- TASK DETAILS -
Look through the data below. Pick out the lines holding the string "title".

- ENTRIES SUPPLIED -

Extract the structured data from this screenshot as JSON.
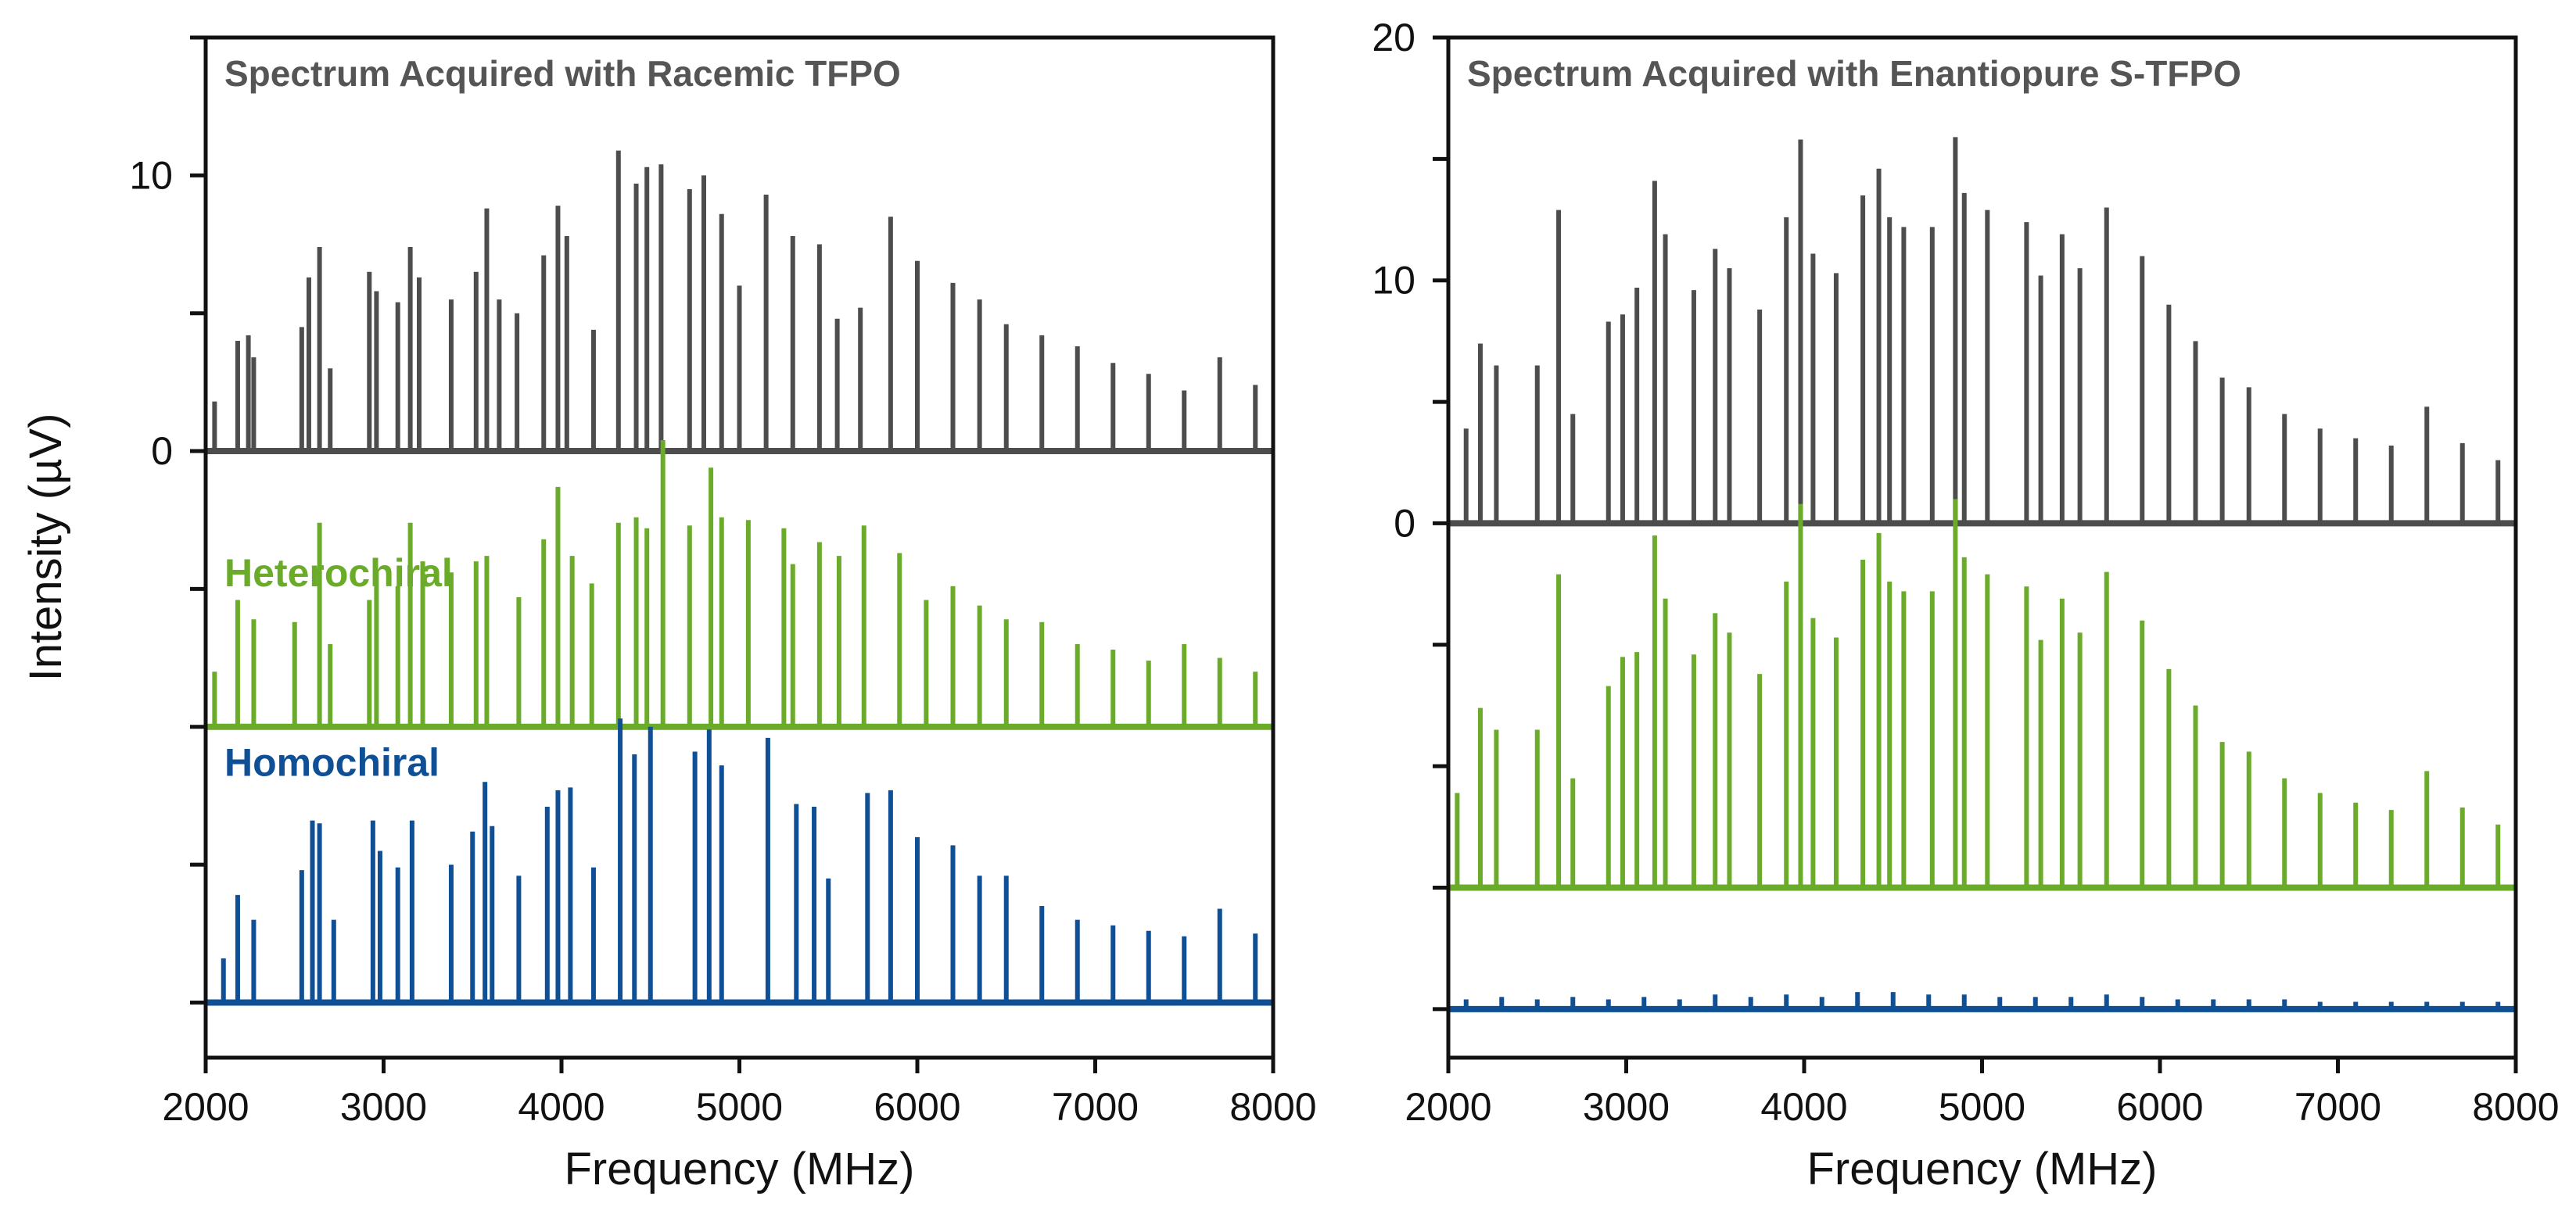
{
  "figure": {
    "y_axis_label": "Intensity (µV)",
    "x_axis_label": "Frequency (MHz)"
  },
  "colors": {
    "racemic": "#4d4d4d",
    "heterochiral": "#6aab2a",
    "homochiral": "#0f4f96",
    "axis": "#111111",
    "title": "#555555"
  },
  "chart_data": [
    {
      "type": "line",
      "title": "Spectrum Acquired with Racemic TFPO",
      "xlabel": "Frequency (MHz)",
      "ylabel": "Intensity (µV)",
      "xlim": [
        2000,
        8000
      ],
      "ylim": [
        -22,
        15
      ],
      "x_ticks": [
        2000,
        3000,
        4000,
        5000,
        6000,
        7000,
        8000
      ],
      "y_tick_labels": [
        {
          "value": 10,
          "label": "10"
        },
        {
          "value": 0,
          "label": "0"
        }
      ],
      "y_ticks": [
        15,
        10,
        5,
        0,
        -5,
        -10,
        -15,
        -20
      ],
      "series": [
        {
          "name": "Racemic TFPO",
          "color_key": "racemic",
          "offset": 0,
          "label": "",
          "peaks": [
            [
              2050,
              1.8
            ],
            [
              2180,
              4.0
            ],
            [
              2240,
              4.2
            ],
            [
              2270,
              3.4
            ],
            [
              2540,
              4.5
            ],
            [
              2580,
              6.3
            ],
            [
              2640,
              7.4
            ],
            [
              2700,
              3.0
            ],
            [
              2920,
              6.5
            ],
            [
              2960,
              5.8
            ],
            [
              3080,
              5.4
            ],
            [
              3150,
              7.4
            ],
            [
              3200,
              6.3
            ],
            [
              3380,
              5.5
            ],
            [
              3520,
              6.5
            ],
            [
              3580,
              8.8
            ],
            [
              3650,
              5.5
            ],
            [
              3750,
              5.0
            ],
            [
              3900,
              7.1
            ],
            [
              3980,
              8.9
            ],
            [
              4030,
              7.8
            ],
            [
              4180,
              4.4
            ],
            [
              4320,
              10.9
            ],
            [
              4420,
              9.7
            ],
            [
              4480,
              10.3
            ],
            [
              4560,
              10.4
            ],
            [
              4720,
              9.5
            ],
            [
              4800,
              10.0
            ],
            [
              4900,
              8.6
            ],
            [
              5000,
              6.0
            ],
            [
              5150,
              9.3
            ],
            [
              5300,
              7.8
            ],
            [
              5450,
              7.5
            ],
            [
              5550,
              4.8
            ],
            [
              5680,
              5.2
            ],
            [
              5850,
              8.5
            ],
            [
              6000,
              6.9
            ],
            [
              6200,
              6.1
            ],
            [
              6350,
              5.5
            ],
            [
              6500,
              4.6
            ],
            [
              6700,
              4.2
            ],
            [
              6900,
              3.8
            ],
            [
              7100,
              3.2
            ],
            [
              7300,
              2.8
            ],
            [
              7500,
              2.2
            ],
            [
              7700,
              3.4
            ],
            [
              7900,
              2.4
            ]
          ]
        },
        {
          "name": "Heterochiral",
          "color_key": "heterochiral",
          "offset": -10,
          "label": "Heterochiral",
          "peaks": [
            [
              2050,
              2.0
            ],
            [
              2180,
              4.6
            ],
            [
              2270,
              3.9
            ],
            [
              2500,
              3.8
            ],
            [
              2640,
              7.4
            ],
            [
              2700,
              3.0
            ],
            [
              2920,
              4.6
            ],
            [
              2960,
              5.6
            ],
            [
              3080,
              5.1
            ],
            [
              3150,
              7.4
            ],
            [
              3220,
              6.0
            ],
            [
              3380,
              5.6
            ],
            [
              3520,
              6.0
            ],
            [
              3580,
              6.2
            ],
            [
              3760,
              4.7
            ],
            [
              3900,
              6.8
            ],
            [
              3980,
              8.7
            ],
            [
              4060,
              6.2
            ],
            [
              4170,
              5.2
            ],
            [
              4320,
              7.4
            ],
            [
              4420,
              7.6
            ],
            [
              4480,
              7.2
            ],
            [
              4570,
              10.4
            ],
            [
              4720,
              7.3
            ],
            [
              4840,
              9.4
            ],
            [
              4900,
              7.6
            ],
            [
              5050,
              7.5
            ],
            [
              5250,
              7.2
            ],
            [
              5300,
              5.9
            ],
            [
              5450,
              6.7
            ],
            [
              5560,
              6.2
            ],
            [
              5700,
              7.3
            ],
            [
              5900,
              6.3
            ],
            [
              6050,
              4.6
            ],
            [
              6200,
              5.1
            ],
            [
              6350,
              4.4
            ],
            [
              6500,
              3.9
            ],
            [
              6700,
              3.8
            ],
            [
              6900,
              3.0
            ],
            [
              7100,
              2.8
            ],
            [
              7300,
              2.4
            ],
            [
              7500,
              3.0
            ],
            [
              7700,
              2.5
            ],
            [
              7900,
              2.0
            ]
          ]
        },
        {
          "name": "Homochiral",
          "color_key": "homochiral",
          "offset": -20,
          "label": "Homochiral",
          "peaks": [
            [
              2100,
              1.6
            ],
            [
              2180,
              3.9
            ],
            [
              2270,
              3.0
            ],
            [
              2540,
              4.8
            ],
            [
              2600,
              6.6
            ],
            [
              2640,
              6.5
            ],
            [
              2720,
              3.0
            ],
            [
              2940,
              6.6
            ],
            [
              2980,
              5.5
            ],
            [
              3080,
              4.9
            ],
            [
              3160,
              6.6
            ],
            [
              3380,
              5.0
            ],
            [
              3500,
              6.2
            ],
            [
              3570,
              8.0
            ],
            [
              3610,
              6.4
            ],
            [
              3760,
              4.6
            ],
            [
              3920,
              7.1
            ],
            [
              3980,
              7.7
            ],
            [
              4050,
              7.8
            ],
            [
              4180,
              4.9
            ],
            [
              4330,
              10.3
            ],
            [
              4410,
              9.0
            ],
            [
              4500,
              10.0
            ],
            [
              4750,
              9.1
            ],
            [
              4830,
              9.9
            ],
            [
              4900,
              8.6
            ],
            [
              5160,
              9.6
            ],
            [
              5320,
              7.2
            ],
            [
              5420,
              7.1
            ],
            [
              5500,
              4.5
            ],
            [
              5720,
              7.6
            ],
            [
              5850,
              7.7
            ],
            [
              6000,
              6.0
            ],
            [
              6200,
              5.7
            ],
            [
              6350,
              4.6
            ],
            [
              6500,
              4.6
            ],
            [
              6700,
              3.5
            ],
            [
              6900,
              3.0
            ],
            [
              7100,
              2.8
            ],
            [
              7300,
              2.6
            ],
            [
              7500,
              2.4
            ],
            [
              7700,
              3.4
            ],
            [
              7900,
              2.5
            ]
          ]
        }
      ]
    },
    {
      "type": "line",
      "title": "Spectrum Acquired with Enantiopure S-TFPO",
      "xlabel": "Frequency (MHz)",
      "ylabel": "Intensity (µV)",
      "xlim": [
        2000,
        8000
      ],
      "ylim": [
        -22,
        20
      ],
      "x_ticks": [
        2000,
        3000,
        4000,
        5000,
        6000,
        7000,
        8000
      ],
      "y_tick_labels": [
        {
          "value": 20,
          "label": "20"
        },
        {
          "value": 10,
          "label": "10"
        },
        {
          "value": 0,
          "label": "0"
        }
      ],
      "y_ticks": [
        20,
        15,
        10,
        5,
        0,
        -5,
        -10,
        -15,
        -20
      ],
      "series": [
        {
          "name": "Enantiopure S-TFPO",
          "color_key": "racemic",
          "offset": 0,
          "label": "",
          "peaks": [
            [
              2100,
              3.9
            ],
            [
              2180,
              7.4
            ],
            [
              2270,
              6.5
            ],
            [
              2500,
              6.5
            ],
            [
              2620,
              12.9
            ],
            [
              2700,
              4.5
            ],
            [
              2900,
              8.3
            ],
            [
              2980,
              8.6
            ],
            [
              3060,
              9.7
            ],
            [
              3160,
              14.1
            ],
            [
              3220,
              11.9
            ],
            [
              3380,
              9.6
            ],
            [
              3500,
              11.3
            ],
            [
              3580,
              10.5
            ],
            [
              3750,
              8.8
            ],
            [
              3900,
              12.6
            ],
            [
              3980,
              15.8
            ],
            [
              4050,
              11.1
            ],
            [
              4180,
              10.3
            ],
            [
              4330,
              13.5
            ],
            [
              4420,
              14.6
            ],
            [
              4480,
              12.6
            ],
            [
              4560,
              12.2
            ],
            [
              4720,
              12.2
            ],
            [
              4850,
              15.9
            ],
            [
              4900,
              13.6
            ],
            [
              5030,
              12.9
            ],
            [
              5250,
              12.4
            ],
            [
              5330,
              10.2
            ],
            [
              5450,
              11.9
            ],
            [
              5550,
              10.5
            ],
            [
              5700,
              13.0
            ],
            [
              5900,
              11.0
            ],
            [
              6050,
              9.0
            ],
            [
              6200,
              7.5
            ],
            [
              6350,
              6.0
            ],
            [
              6500,
              5.6
            ],
            [
              6700,
              4.5
            ],
            [
              6900,
              3.9
            ],
            [
              7100,
              3.5
            ],
            [
              7300,
              3.2
            ],
            [
              7500,
              4.8
            ],
            [
              7700,
              3.3
            ],
            [
              7900,
              2.6
            ]
          ]
        },
        {
          "name": "Heterochiral",
          "color_key": "heterochiral",
          "offset": -15,
          "label": "",
          "peaks": [
            [
              2050,
              3.9
            ],
            [
              2180,
              7.4
            ],
            [
              2270,
              6.5
            ],
            [
              2500,
              6.5
            ],
            [
              2620,
              12.9
            ],
            [
              2700,
              4.5
            ],
            [
              2900,
              8.3
            ],
            [
              2980,
              9.5
            ],
            [
              3060,
              9.7
            ],
            [
              3160,
              14.5
            ],
            [
              3220,
              11.9
            ],
            [
              3380,
              9.6
            ],
            [
              3500,
              11.3
            ],
            [
              3580,
              10.5
            ],
            [
              3750,
              8.8
            ],
            [
              3900,
              12.6
            ],
            [
              3980,
              15.8
            ],
            [
              4050,
              11.1
            ],
            [
              4180,
              10.3
            ],
            [
              4330,
              13.5
            ],
            [
              4420,
              14.6
            ],
            [
              4480,
              12.6
            ],
            [
              4560,
              12.2
            ],
            [
              4720,
              12.2
            ],
            [
              4850,
              16.0
            ],
            [
              4900,
              13.6
            ],
            [
              5030,
              12.9
            ],
            [
              5250,
              12.4
            ],
            [
              5330,
              10.2
            ],
            [
              5450,
              11.9
            ],
            [
              5550,
              10.5
            ],
            [
              5700,
              13.0
            ],
            [
              5900,
              11.0
            ],
            [
              6050,
              9.0
            ],
            [
              6200,
              7.5
            ],
            [
              6350,
              6.0
            ],
            [
              6500,
              5.6
            ],
            [
              6700,
              4.5
            ],
            [
              6900,
              3.9
            ],
            [
              7100,
              3.5
            ],
            [
              7300,
              3.2
            ],
            [
              7500,
              4.8
            ],
            [
              7700,
              3.3
            ],
            [
              7900,
              2.6
            ]
          ]
        },
        {
          "name": "Homochiral",
          "color_key": "homochiral",
          "offset": -20,
          "label": "",
          "peaks": [
            [
              2100,
              0.4
            ],
            [
              2300,
              0.5
            ],
            [
              2500,
              0.4
            ],
            [
              2700,
              0.5
            ],
            [
              2900,
              0.4
            ],
            [
              3100,
              0.5
            ],
            [
              3300,
              0.4
            ],
            [
              3500,
              0.6
            ],
            [
              3700,
              0.5
            ],
            [
              3900,
              0.6
            ],
            [
              4100,
              0.5
            ],
            [
              4300,
              0.7
            ],
            [
              4500,
              0.7
            ],
            [
              4700,
              0.6
            ],
            [
              4900,
              0.6
            ],
            [
              5100,
              0.5
            ],
            [
              5300,
              0.5
            ],
            [
              5500,
              0.5
            ],
            [
              5700,
              0.6
            ],
            [
              5900,
              0.5
            ],
            [
              6100,
              0.4
            ],
            [
              6300,
              0.4
            ],
            [
              6500,
              0.4
            ],
            [
              6700,
              0.4
            ],
            [
              6900,
              0.3
            ],
            [
              7100,
              0.3
            ],
            [
              7300,
              0.3
            ],
            [
              7500,
              0.3
            ],
            [
              7700,
              0.3
            ],
            [
              7900,
              0.3
            ]
          ]
        }
      ]
    }
  ]
}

- COMPLETED TASK -
    "title": "#555555"
      "title": "Spectrum Acquired with Racemic TFPO",
      "title": "Spectrum Acquired with Enantiopure S-TFPO",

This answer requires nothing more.